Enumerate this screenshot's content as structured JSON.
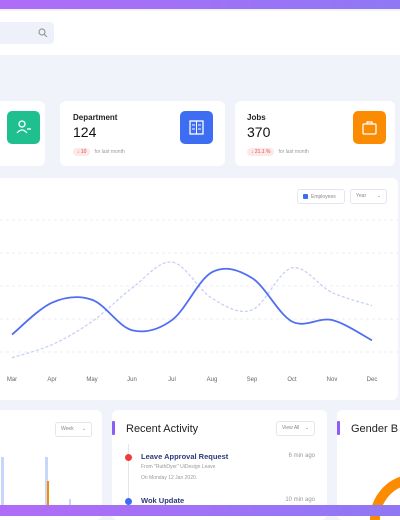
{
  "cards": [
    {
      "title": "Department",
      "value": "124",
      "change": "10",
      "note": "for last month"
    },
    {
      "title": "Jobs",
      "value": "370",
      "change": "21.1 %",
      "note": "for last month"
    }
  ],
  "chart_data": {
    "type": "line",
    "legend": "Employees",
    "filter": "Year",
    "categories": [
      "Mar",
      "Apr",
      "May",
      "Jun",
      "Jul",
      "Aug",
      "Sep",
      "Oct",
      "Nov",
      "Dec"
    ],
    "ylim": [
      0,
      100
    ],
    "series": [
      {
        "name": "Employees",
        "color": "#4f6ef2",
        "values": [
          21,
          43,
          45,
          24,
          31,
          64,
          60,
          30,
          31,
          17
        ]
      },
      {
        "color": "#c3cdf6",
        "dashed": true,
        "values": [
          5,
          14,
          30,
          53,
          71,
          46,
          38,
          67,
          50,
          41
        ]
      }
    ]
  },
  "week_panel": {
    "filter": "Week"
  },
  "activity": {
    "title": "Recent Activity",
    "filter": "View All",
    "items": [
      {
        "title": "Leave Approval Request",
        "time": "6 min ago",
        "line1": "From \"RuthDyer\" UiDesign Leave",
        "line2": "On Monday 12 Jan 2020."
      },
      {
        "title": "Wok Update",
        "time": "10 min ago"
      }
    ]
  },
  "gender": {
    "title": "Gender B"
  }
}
☆ ☆ ☆ ☆
**TASK REQUIREMENTS:** Quote the data exactly, leaving every image out of the copy.

**ANSWER BELOW:**
Enumerate this screenshot's content as structured JSON.
{
  "cards": [
    {
      "title": "Department",
      "value": "124",
      "change": "10",
      "note": "for last month"
    },
    {
      "title": "Jobs",
      "value": "370",
      "change": "21.1 %",
      "note": "for last month"
    }
  ],
  "chart_data": {
    "type": "line",
    "legend": "Employees",
    "filter": "Year",
    "categories": [
      "Mar",
      "Apr",
      "May",
      "Jun",
      "Jul",
      "Aug",
      "Sep",
      "Oct",
      "Nov",
      "Dec"
    ],
    "ylim": [
      0,
      100
    ],
    "series": [
      {
        "name": "Employees",
        "color": "#4f6ef2",
        "values": [
          21,
          43,
          45,
          24,
          31,
          64,
          60,
          30,
          31,
          17
        ]
      },
      {
        "color": "#c3cdf6",
        "dashed": true,
        "values": [
          5,
          14,
          30,
          53,
          71,
          46,
          38,
          67,
          50,
          41
        ]
      }
    ]
  },
  "week_panel": {
    "filter": "Week"
  },
  "activity": {
    "title": "Recent Activity",
    "filter": "View All",
    "items": [
      {
        "title": "Leave Approval Request",
        "time": "6 min ago",
        "line1": "From \"RuthDyer\" UiDesign Leave",
        "line2": "On Monday 12 Jan 2020."
      },
      {
        "title": "Wok Update",
        "time": "10 min ago"
      }
    ]
  },
  "gender": {
    "title": "Gender B"
  }
}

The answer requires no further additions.